--- start ---

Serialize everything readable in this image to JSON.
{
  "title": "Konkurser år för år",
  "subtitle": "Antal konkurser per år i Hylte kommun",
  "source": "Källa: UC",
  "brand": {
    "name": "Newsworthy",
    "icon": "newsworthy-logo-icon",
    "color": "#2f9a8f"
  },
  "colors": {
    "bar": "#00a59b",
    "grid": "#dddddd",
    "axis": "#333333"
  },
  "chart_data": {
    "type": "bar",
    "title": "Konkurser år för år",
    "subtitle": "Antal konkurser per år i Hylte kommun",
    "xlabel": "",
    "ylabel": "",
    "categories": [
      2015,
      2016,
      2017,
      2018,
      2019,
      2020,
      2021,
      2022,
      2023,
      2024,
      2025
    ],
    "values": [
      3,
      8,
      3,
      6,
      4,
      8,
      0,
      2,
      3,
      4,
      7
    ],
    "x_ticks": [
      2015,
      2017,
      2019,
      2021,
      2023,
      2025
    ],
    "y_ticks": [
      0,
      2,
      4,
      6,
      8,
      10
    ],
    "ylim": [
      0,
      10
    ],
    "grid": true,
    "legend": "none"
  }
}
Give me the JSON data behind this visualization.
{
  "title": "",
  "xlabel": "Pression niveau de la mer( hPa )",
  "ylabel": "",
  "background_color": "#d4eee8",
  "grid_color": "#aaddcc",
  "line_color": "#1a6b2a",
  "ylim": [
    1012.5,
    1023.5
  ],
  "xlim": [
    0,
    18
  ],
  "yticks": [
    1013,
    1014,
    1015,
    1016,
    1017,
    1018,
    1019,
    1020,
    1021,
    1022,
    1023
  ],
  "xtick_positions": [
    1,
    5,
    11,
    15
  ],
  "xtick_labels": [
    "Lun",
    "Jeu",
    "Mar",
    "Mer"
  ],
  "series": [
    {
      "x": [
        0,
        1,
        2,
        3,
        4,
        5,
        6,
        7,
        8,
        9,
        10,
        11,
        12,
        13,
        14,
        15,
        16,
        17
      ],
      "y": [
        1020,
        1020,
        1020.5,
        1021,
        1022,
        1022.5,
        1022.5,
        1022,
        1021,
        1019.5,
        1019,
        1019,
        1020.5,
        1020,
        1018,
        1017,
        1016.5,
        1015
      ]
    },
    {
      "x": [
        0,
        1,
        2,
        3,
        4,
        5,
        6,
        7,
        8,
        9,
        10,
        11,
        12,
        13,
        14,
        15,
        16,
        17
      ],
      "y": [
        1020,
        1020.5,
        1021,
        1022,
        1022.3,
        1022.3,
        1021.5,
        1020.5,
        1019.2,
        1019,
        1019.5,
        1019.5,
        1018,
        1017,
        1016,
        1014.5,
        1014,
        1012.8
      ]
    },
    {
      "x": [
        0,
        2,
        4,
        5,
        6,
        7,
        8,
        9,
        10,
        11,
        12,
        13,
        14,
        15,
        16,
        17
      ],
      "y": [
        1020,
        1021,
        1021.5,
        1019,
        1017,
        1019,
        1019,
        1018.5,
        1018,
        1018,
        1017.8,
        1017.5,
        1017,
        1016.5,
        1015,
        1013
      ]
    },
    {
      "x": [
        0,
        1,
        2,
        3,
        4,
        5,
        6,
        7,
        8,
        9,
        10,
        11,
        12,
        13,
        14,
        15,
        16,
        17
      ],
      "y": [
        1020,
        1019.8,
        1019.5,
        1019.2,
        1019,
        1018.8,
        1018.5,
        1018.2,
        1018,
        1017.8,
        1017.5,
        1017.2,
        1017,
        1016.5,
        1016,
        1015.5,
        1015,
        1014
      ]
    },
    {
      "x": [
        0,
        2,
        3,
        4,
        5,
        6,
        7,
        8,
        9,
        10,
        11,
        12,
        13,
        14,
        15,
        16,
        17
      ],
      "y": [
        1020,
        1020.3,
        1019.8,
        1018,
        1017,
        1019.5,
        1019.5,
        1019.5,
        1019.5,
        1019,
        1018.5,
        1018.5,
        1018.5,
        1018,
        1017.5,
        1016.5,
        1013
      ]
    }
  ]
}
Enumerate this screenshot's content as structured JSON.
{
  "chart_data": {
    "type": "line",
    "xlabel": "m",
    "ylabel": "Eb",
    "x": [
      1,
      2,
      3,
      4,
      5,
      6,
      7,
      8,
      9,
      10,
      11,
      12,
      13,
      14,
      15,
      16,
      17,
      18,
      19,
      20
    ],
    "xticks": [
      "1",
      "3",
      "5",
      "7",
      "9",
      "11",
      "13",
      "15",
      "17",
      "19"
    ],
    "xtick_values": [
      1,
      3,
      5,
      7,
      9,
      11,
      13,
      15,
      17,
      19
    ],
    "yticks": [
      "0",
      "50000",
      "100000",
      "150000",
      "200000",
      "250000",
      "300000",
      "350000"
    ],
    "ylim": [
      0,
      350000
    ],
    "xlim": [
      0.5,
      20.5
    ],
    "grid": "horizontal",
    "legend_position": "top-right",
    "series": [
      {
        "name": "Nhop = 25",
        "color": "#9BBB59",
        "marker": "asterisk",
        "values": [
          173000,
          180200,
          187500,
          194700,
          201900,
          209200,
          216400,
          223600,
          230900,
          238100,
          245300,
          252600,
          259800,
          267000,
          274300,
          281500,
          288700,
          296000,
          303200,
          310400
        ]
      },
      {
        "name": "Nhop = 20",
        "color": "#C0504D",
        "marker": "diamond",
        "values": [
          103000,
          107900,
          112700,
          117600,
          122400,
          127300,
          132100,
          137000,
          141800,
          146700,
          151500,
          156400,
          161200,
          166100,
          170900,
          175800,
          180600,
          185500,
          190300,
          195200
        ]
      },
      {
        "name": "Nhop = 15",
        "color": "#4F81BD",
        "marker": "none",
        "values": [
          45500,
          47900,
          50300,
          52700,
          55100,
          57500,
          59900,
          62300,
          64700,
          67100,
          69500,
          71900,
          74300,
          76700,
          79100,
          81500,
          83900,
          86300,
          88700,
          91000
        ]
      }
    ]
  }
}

--- end ---

▶ _WHAT IS NEEDED_:
Reproduce the data in its entirety, matching each character.

▶ _SOLUTION TO THIS EXERCISE_:
Serialize everything readable in this image to JSON.
{
  "title": "Konkurser år för år",
  "subtitle": "Antal konkurser per år i Hylte kommun",
  "source": "Källa: UC",
  "brand": {
    "name": "Newsworthy",
    "icon": "newsworthy-logo-icon",
    "color": "#2f9a8f"
  },
  "colors": {
    "bar": "#00a59b",
    "grid": "#dddddd",
    "axis": "#333333"
  },
  "chart_data": {
    "type": "bar",
    "title": "Konkurser år för år",
    "subtitle": "Antal konkurser per år i Hylte kommun",
    "xlabel": "",
    "ylabel": "",
    "categories": [
      2015,
      2016,
      2017,
      2018,
      2019,
      2020,
      2021,
      2022,
      2023,
      2024,
      2025
    ],
    "values": [
      3,
      8,
      3,
      6,
      4,
      8,
      0,
      2,
      3,
      4,
      7
    ],
    "x_ticks": [
      2015,
      2017,
      2019,
      2021,
      2023,
      2025
    ],
    "y_ticks": [
      0,
      2,
      4,
      6,
      8,
      10
    ],
    "ylim": [
      0,
      10
    ],
    "grid": true,
    "legend": "none"
  }
}
Give me the JSON data behind this visualization.
{
  "title": "",
  "xlabel": "Pression niveau de la mer( hPa )",
  "ylabel": "",
  "background_color": "#d4eee8",
  "grid_color": "#aaddcc",
  "line_color": "#1a6b2a",
  "ylim": [
    1012.5,
    1023.5
  ],
  "xlim": [
    0,
    18
  ],
  "yticks": [
    1013,
    1014,
    1015,
    1016,
    1017,
    1018,
    1019,
    1020,
    1021,
    1022,
    1023
  ],
  "xtick_positions": [
    1,
    5,
    11,
    15
  ],
  "xtick_labels": [
    "Lun",
    "Jeu",
    "Mar",
    "Mer"
  ],
  "series": [
    {
      "x": [
        0,
        1,
        2,
        3,
        4,
        5,
        6,
        7,
        8,
        9,
        10,
        11,
        12,
        13,
        14,
        15,
        16,
        17
      ],
      "y": [
        1020,
        1020,
        1020.5,
        1021,
        1022,
        1022.5,
        1022.5,
        1022,
        1021,
        1019.5,
        1019,
        1019,
        1020.5,
        1020,
        1018,
        1017,
        1016.5,
        1015
      ]
    },
    {
      "x": [
        0,
        1,
        2,
        3,
        4,
        5,
        6,
        7,
        8,
        9,
        10,
        11,
        12,
        13,
        14,
        15,
        16,
        17
      ],
      "y": [
        1020,
        1020.5,
        1021,
        1022,
        1022.3,
        1022.3,
        1021.5,
        1020.5,
        1019.2,
        1019,
        1019.5,
        1019.5,
        1018,
        1017,
        1016,
        1014.5,
        1014,
        1012.8
      ]
    },
    {
      "x": [
        0,
        2,
        4,
        5,
        6,
        7,
        8,
        9,
        10,
        11,
        12,
        13,
        14,
        15,
        16,
        17
      ],
      "y": [
        1020,
        1021,
        1021.5,
        1019,
        1017,
        1019,
        1019,
        1018.5,
        1018,
        1018,
        1017.8,
        1017.5,
        1017,
        1016.5,
        1015,
        1013
      ]
    },
    {
      "x": [
        0,
        1,
        2,
        3,
        4,
        5,
        6,
        7,
        8,
        9,
        10,
        11,
        12,
        13,
        14,
        15,
        16,
        17
      ],
      "y": [
        1020,
        1019.8,
        1019.5,
        1019.2,
        1019,
        1018.8,
        1018.5,
        1018.2,
        1018,
        1017.8,
        1017.5,
        1017.2,
        1017,
        1016.5,
        1016,
        1015.5,
        1015,
        1014
      ]
    },
    {
      "x": [
        0,
        2,
        3,
        4,
        5,
        6,
        7,
        8,
        9,
        10,
        11,
        12,
        13,
        14,
        15,
        16,
        17
      ],
      "y": [
        1020,
        1020.3,
        1019.8,
        1018,
        1017,
        1019.5,
        1019.5,
        1019.5,
        1019.5,
        1019,
        1018.5,
        1018.5,
        1018.5,
        1018,
        1017.5,
        1016.5,
        1013
      ]
    }
  ]
}
Enumerate this screenshot's content as structured JSON.
{
  "chart_data": {
    "type": "line",
    "xlabel": "m",
    "ylabel": "Eb",
    "x": [
      1,
      2,
      3,
      4,
      5,
      6,
      7,
      8,
      9,
      10,
      11,
      12,
      13,
      14,
      15,
      16,
      17,
      18,
      19,
      20
    ],
    "xticks": [
      "1",
      "3",
      "5",
      "7",
      "9",
      "11",
      "13",
      "15",
      "17",
      "19"
    ],
    "xtick_values": [
      1,
      3,
      5,
      7,
      9,
      11,
      13,
      15,
      17,
      19
    ],
    "yticks": [
      "0",
      "50000",
      "100000",
      "150000",
      "200000",
      "250000",
      "300000",
      "350000"
    ],
    "ylim": [
      0,
      350000
    ],
    "xlim": [
      0.5,
      20.5
    ],
    "grid": "horizontal",
    "legend_position": "top-right",
    "series": [
      {
        "name": "Nhop = 25",
        "color": "#9BBB59",
        "marker": "asterisk",
        "values": [
          173000,
          180200,
          187500,
          194700,
          201900,
          209200,
          216400,
          223600,
          230900,
          238100,
          245300,
          252600,
          259800,
          267000,
          274300,
          281500,
          288700,
          296000,
          303200,
          310400
        ]
      },
      {
        "name": "Nhop = 20",
        "color": "#C0504D",
        "marker": "diamond",
        "values": [
          103000,
          107900,
          112700,
          117600,
          122400,
          127300,
          132100,
          137000,
          141800,
          146700,
          151500,
          156400,
          161200,
          166100,
          170900,
          175800,
          180600,
          185500,
          190300,
          195200
        ]
      },
      {
        "name": "Nhop = 15",
        "color": "#4F81BD",
        "marker": "none",
        "values": [
          45500,
          47900,
          50300,
          52700,
          55100,
          57500,
          59900,
          62300,
          64700,
          67100,
          69500,
          71900,
          74300,
          76700,
          79100,
          81500,
          83900,
          86300,
          88700,
          91000
        ]
      }
    ]
  }
}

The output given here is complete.